### [AIM OF THE TASK]
Give every line of the material again, exactly as written.

───── EXTRACTED INFORMATION ─────

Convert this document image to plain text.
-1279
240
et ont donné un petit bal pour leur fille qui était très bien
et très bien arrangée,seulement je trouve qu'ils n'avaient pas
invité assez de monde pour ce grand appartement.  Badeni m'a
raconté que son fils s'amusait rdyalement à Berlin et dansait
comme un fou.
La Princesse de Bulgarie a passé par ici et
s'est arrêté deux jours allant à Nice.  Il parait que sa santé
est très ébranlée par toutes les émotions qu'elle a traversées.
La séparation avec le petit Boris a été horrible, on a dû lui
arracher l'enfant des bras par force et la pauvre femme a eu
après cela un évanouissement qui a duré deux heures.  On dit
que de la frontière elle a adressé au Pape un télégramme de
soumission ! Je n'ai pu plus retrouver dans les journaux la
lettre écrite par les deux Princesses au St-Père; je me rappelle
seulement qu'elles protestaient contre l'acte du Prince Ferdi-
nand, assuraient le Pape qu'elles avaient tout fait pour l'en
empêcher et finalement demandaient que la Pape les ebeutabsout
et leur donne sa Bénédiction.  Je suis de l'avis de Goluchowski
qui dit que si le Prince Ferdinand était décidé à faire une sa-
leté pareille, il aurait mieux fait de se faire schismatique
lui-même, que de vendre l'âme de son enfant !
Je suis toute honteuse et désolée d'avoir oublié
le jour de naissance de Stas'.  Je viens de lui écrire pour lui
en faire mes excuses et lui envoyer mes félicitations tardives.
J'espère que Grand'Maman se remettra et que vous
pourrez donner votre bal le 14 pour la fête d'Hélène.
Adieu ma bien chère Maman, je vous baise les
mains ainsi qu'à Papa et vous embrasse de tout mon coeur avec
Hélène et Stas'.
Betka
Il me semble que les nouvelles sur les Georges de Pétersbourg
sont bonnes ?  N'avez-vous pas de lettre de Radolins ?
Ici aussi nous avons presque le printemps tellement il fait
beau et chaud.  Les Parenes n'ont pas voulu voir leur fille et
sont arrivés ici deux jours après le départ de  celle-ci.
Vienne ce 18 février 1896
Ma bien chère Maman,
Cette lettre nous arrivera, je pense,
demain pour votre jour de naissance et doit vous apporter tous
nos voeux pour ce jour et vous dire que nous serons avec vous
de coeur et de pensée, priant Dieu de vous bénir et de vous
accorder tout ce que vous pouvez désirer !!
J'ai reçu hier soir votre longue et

─────

### [OUTPUT FOR THIS EXERCISE]
Convert this document image to plain text.
-1279
240
et ont donné un petit bal pour leur fille qui était très bien
et très bien arrangée,seulement je trouve qu'ils n'avaient pas
invité assez de monde pour ce grand appartement.  Badeni m'a
raconté que son fils s'amusait rdyalement à Berlin et dansait
comme un fou.
La Princesse de Bulgarie a passé par ici et
s'est arrêté deux jours allant à Nice.  Il parait que sa santé
est très ébranlée par toutes les émotions qu'elle a traversées.
La séparation avec le petit Boris a été horrible, on a dû lui
arracher l'enfant des bras par force et la pauvre femme a eu
après cela un évanouissement qui a duré deux heures.  On dit
que de la frontière elle a adressé au Pape un télégramme de
soumission ! Je n'ai pu plus retrouver dans les journaux la
lettre écrite par les deux Princesses au St-Père; je me rappelle
seulement qu'elles protestaient contre l'acte du Prince Ferdi-
nand, assuraient le Pape qu'elles avaient tout fait pour l'en
empêcher et finalement demandaient que la Pape les ebeutabsout
et leur donne sa Bénédiction.  Je suis de l'avis de Goluchowski
qui dit que si le Prince Ferdinand était décidé à faire une sa-
leté pareille, il aurait mieux fait de se faire schismatique
lui-même, que de vendre l'âme de son enfant !
Je suis toute honteuse et désolée d'avoir oublié
le jour de naissance de Stas'.  Je viens de lui écrire pour lui
en faire mes excuses et lui envoyer mes félicitations tardives.
J'espère que Grand'Maman se remettra et que vous
pourrez donner votre bal le 14 pour la fête d'Hélène.
Adieu ma bien chère Maman, je vous baise les
mains ainsi qu'à Papa et vous embrasse de tout mon coeur avec
Hélène et Stas'.
Betka
Il me semble que les nouvelles sur les Georges de Pétersbourg
sont bonnes ?  N'avez-vous pas de lettre de Radolins ?
Ici aussi nous avons presque le printemps tellement il fait
beau et chaud.  Les Parenes n'ont pas voulu voir leur fille et
sont arrivés ici deux jours après le départ de  celle-ci.
Vienne ce 18 février 1896
Ma bien chère Maman,
Cette lettre nous arrivera, je pense,
demain pour votre jour de naissance et doit vous apporter tous
nos voeux pour ce jour et vous dire que nous serons avec vous
de coeur et de pensée, priant Dieu de vous bénir et de vous
accorder tout ce que vous pouvez désirer !!
J'ai reçu hier soir votre longue et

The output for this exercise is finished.